►

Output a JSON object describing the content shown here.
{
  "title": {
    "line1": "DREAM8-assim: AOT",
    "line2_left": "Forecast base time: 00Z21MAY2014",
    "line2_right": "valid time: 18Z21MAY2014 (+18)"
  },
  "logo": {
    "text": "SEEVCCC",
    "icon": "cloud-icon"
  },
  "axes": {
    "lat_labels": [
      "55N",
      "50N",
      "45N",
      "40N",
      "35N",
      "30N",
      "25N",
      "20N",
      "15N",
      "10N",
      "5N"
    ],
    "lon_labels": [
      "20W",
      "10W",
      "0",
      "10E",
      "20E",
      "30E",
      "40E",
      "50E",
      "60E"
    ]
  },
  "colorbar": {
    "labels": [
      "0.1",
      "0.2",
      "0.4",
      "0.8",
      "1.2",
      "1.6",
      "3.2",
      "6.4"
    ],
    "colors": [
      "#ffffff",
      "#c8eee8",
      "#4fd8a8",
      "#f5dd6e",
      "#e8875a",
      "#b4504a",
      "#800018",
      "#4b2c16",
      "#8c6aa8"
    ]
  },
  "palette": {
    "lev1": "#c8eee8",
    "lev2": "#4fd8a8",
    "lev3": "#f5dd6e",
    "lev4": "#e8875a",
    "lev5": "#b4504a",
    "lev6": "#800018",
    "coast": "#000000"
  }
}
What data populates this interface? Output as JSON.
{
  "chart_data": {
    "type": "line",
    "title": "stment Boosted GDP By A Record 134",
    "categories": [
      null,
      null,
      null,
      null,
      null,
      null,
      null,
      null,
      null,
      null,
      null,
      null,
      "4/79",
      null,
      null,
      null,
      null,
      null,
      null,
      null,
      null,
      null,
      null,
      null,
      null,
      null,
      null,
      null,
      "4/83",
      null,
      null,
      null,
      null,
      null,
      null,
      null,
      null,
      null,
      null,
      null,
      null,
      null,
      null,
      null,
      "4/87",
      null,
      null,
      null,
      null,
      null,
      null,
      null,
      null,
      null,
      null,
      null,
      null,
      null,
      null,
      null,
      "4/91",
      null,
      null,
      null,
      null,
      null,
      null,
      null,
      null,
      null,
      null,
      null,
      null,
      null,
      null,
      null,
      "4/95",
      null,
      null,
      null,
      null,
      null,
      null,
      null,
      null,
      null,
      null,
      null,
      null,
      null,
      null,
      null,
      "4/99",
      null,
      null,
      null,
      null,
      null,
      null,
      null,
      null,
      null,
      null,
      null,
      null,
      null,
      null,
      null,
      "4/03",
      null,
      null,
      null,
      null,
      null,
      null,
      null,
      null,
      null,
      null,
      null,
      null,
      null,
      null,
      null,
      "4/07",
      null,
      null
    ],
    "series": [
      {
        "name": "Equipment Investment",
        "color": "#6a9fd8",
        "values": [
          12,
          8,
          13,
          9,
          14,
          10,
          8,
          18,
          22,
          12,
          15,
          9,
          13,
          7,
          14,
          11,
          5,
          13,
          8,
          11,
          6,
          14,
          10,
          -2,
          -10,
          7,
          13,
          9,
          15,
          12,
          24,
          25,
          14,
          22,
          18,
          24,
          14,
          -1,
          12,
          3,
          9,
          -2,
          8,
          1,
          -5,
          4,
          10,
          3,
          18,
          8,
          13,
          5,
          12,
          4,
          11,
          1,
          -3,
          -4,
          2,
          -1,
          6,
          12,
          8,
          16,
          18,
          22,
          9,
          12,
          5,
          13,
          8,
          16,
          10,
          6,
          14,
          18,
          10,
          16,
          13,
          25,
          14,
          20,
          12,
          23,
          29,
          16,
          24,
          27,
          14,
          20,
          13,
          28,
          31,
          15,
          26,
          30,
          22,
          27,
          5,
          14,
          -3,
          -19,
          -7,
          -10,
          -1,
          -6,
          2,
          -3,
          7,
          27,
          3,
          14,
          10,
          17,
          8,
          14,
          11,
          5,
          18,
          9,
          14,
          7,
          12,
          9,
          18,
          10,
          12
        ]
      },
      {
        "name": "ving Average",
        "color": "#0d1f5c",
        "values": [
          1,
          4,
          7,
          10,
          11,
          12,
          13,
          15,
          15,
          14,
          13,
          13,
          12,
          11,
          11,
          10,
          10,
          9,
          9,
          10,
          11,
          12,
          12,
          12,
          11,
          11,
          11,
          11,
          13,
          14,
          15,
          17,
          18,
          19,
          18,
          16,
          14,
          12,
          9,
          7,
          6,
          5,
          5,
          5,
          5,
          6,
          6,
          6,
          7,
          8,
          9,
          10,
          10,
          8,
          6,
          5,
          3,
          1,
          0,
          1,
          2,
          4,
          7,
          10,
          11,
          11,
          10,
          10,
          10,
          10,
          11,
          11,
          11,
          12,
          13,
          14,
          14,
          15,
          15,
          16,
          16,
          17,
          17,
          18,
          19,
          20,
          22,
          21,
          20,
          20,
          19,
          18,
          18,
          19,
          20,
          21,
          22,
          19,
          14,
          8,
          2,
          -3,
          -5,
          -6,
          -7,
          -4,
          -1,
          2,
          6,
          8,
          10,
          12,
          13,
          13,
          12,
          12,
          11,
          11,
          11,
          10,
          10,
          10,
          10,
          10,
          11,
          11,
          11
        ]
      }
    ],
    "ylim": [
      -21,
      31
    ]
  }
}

◄

> DIRECTIONS FOR THIS TASK
From the records above, pick out and copy each line holding the word "name".

> OUTPUT FOR THIS TASK
        "name": "Equipment Investment",
        "name": "ving Average",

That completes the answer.